(Document passage)
⟨

Objective:To evaluate the efficacy and prognostic factors of allogeneic hematopoietic stem cell transplantation (allo-HSCT) in patients with secondary acute myeloid leukemia (sAML) .Methods:In this multicenter, retrospective clinical study, adult patients aged ≥18 years who underwent allo-HSCT for sAML at four centers of the Zhejiang Hematopoietic Stem Cell Transplantation Collaborative Group from January 2014 to November 2022 were included, and the efficacy and prognostic factors of allo-HSCT were analyzed.Results:A total of 95 patients were enrolled; 66 (69.5%) had myelodysplastic syndrome-acute myeloid leukemia (MDS-AML) , 4 (4.2%) had MDS/MPN-AML, and 25 (26.3%) had therapy-related AML (tAML) . The 3-year CIR, LFS, and overall survival (OS) rates were 18.6% (95% CI 10.2%-27.0%) , 70.6% (95% CI 60.8%-80.4%) , and 73.3% (95% CI 63.9%-82.7%) , respectively. The 3-year CIRs of the M-AML group (including MDS-AML and MDS/MPN-AML) and the tAML group were 20.0% and 16.4%, respectively ( P=0.430) . The 3-year LFSs were 68.3% and 75.4%, respectively ( P=0.176) . The 3-year OS rates were 69.7% and 75.4%, respectively ( P=0.233) . The 3-year CIRs of the groups with and without TP53 mutations were 60.0% and 13.7%, respectively ( P=0.003) ; the 3-year LFSs were 20.0% and 76.5%, respectively ( P=0.002) ; and the 3-year OS rates were 40.0% and 77.6%, respectively ( P=0.002) . According to European LeukmiaNet 2022 (ELN2022) risk stratification, the 3-year CIRs of patients in the low-, intermediate-, and high-risk groups were 8.3%, 17.8%, and 22.6%, respectively ( P=0.639) . The three-year LFSs were 91.7%, 69.5%, and 65.6%, respectively ( P=0.268) . The 3-year OS rates were 91.7%, 71.4%, and 70.1%, respectively ( P=0.314) . Multivariate analysis revealed that advanced disease at allo-HSCT and TP53 mutations were independent risk factors for CIR, LFS, and OS. Conclusion:There was no significant difference in the prognosis of patients who underwent allo-HSCT among the MDS-AML, MDS/MPN-AML, and tAML groups. Advanced disease at transplantation and TP53 mutations were poor prognostic factors. ELN2022 risk stratification had limited value for predicting the prognosis of patients with sAML following allo-HSCT.

⟩

(Supplied records)
⟨

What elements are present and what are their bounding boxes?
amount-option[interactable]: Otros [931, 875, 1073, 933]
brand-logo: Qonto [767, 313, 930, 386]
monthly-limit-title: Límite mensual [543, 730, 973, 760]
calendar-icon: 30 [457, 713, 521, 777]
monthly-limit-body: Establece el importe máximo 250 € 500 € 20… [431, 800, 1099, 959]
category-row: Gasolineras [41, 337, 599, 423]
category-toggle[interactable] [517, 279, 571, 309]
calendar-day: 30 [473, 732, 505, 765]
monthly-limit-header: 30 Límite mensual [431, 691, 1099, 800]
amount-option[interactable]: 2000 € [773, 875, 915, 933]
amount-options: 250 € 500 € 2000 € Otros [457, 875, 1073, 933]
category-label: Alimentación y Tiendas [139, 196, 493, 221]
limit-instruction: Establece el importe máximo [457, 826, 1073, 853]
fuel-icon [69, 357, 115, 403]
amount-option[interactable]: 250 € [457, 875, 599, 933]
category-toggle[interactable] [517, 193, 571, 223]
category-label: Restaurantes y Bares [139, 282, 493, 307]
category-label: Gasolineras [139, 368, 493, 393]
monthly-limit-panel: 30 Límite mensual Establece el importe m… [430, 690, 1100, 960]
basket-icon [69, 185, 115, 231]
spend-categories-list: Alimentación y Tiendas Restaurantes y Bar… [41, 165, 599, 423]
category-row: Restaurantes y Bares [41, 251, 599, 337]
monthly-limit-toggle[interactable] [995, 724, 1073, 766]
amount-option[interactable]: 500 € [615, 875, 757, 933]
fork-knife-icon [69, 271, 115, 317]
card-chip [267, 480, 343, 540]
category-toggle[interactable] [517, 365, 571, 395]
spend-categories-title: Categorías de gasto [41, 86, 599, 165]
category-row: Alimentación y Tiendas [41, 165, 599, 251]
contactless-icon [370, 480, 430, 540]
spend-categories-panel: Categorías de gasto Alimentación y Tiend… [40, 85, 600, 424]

⟩

(Exercise objective) According to the abstract on stem cell transplantation for secondary acute myeloid leukemia, which two factors did multivariate analysis identify as independent risk factors for CIR, LFS, and OS? The material comes from a different source than the abstract on stem cell transplantation for secondary acute myeloid leukemia.

(Output for this task) Advanced disease at allo-HSCT and TP53 mutations.